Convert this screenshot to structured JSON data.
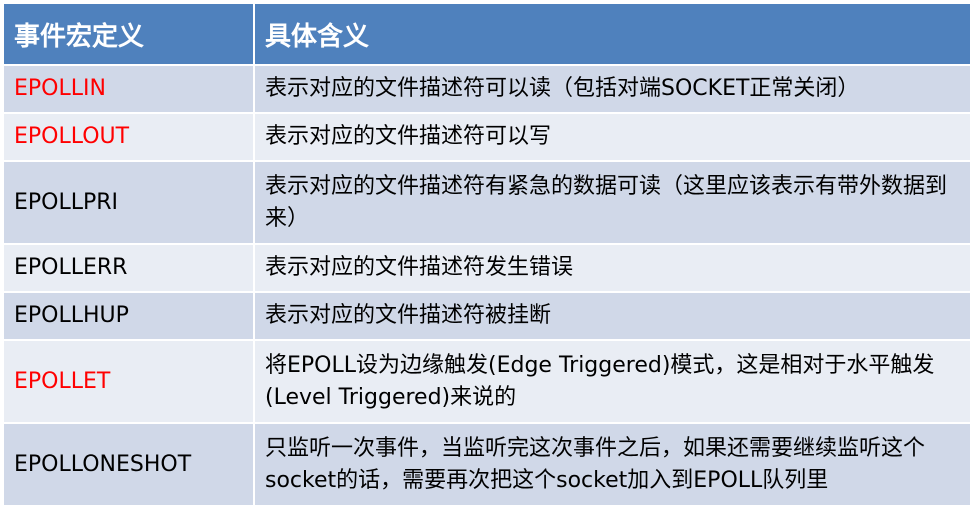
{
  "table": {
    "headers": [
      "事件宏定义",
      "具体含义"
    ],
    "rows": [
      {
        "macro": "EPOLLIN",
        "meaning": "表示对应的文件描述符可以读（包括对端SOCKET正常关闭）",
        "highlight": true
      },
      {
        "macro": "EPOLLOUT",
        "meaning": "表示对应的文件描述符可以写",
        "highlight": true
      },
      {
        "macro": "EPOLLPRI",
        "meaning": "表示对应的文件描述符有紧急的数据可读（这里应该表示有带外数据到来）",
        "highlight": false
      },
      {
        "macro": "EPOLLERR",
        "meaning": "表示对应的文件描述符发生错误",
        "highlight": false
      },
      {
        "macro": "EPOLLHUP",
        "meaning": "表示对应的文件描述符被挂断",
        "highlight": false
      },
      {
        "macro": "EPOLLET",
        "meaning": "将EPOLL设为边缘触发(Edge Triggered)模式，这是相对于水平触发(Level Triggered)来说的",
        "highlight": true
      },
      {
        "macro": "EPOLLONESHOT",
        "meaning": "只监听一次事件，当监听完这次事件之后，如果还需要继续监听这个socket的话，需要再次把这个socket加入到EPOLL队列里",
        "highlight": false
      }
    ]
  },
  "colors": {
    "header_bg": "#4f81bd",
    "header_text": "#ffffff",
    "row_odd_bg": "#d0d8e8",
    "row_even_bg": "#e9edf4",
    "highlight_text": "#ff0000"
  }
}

...

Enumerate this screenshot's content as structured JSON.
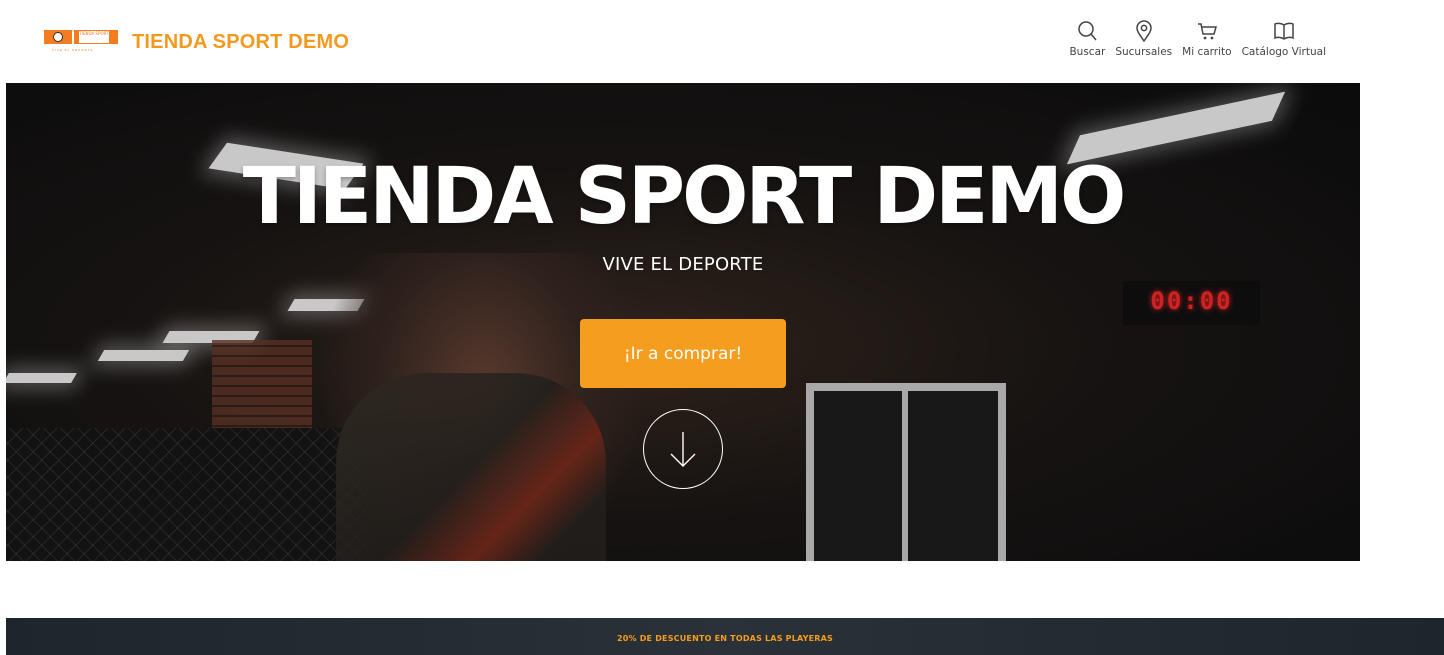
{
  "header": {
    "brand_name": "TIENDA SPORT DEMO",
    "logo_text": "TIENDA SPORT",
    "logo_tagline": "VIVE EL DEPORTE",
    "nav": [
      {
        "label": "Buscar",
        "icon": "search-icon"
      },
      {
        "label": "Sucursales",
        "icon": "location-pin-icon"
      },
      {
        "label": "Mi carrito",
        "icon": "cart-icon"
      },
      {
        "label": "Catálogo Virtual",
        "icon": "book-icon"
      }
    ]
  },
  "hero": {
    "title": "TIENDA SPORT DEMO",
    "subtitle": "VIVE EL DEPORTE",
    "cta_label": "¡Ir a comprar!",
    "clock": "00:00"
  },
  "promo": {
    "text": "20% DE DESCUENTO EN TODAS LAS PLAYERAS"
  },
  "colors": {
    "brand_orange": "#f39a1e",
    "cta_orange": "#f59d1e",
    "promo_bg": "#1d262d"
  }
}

--

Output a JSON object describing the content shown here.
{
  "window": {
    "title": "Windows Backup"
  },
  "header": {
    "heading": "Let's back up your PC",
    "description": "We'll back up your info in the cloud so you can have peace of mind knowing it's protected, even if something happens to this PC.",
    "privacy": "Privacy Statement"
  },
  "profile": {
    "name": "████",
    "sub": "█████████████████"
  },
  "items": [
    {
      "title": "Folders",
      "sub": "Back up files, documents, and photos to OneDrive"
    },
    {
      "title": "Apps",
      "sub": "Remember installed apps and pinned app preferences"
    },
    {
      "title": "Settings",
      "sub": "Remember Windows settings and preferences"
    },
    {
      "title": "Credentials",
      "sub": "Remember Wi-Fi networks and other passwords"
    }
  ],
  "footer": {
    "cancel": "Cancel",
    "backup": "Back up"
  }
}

_The task:_ Locate all lines in the listing above with the word "VIVE". Copy them.

_Reply to the task:_
    "logo_tagline": "VIVE EL DEPORTE",
    "subtitle": "VIVE EL DEPORTE",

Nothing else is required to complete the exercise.